→ Work instructions: State how many lines of the data contain the word "nBelow", and write nothing besides the number.

→ Extracted entries:
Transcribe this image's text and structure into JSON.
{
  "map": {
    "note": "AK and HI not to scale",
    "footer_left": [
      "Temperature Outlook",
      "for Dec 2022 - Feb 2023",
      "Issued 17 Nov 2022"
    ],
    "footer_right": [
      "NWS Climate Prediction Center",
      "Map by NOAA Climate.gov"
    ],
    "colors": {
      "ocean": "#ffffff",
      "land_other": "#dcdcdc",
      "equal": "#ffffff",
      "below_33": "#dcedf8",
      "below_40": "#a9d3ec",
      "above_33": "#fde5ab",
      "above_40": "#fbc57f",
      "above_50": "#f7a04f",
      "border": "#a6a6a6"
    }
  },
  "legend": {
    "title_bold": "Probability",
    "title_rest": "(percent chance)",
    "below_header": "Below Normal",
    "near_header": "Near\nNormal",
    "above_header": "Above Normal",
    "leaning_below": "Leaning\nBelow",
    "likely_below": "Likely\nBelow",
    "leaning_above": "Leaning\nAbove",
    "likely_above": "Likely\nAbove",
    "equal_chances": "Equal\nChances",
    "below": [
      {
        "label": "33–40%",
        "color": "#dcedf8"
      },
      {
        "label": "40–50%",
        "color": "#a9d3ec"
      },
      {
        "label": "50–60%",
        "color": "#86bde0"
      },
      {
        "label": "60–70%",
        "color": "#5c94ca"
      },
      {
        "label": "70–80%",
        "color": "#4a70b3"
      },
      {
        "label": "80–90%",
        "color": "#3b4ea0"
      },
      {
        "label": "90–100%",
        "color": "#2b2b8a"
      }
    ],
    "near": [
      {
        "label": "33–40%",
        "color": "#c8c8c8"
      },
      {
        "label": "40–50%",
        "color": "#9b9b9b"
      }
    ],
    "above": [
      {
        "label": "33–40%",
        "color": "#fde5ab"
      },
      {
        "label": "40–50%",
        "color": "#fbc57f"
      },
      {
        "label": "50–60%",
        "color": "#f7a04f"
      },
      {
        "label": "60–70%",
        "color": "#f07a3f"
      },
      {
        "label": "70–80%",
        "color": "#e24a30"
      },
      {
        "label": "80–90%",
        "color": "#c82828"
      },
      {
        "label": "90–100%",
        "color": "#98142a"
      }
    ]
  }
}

→ Result of this task: 2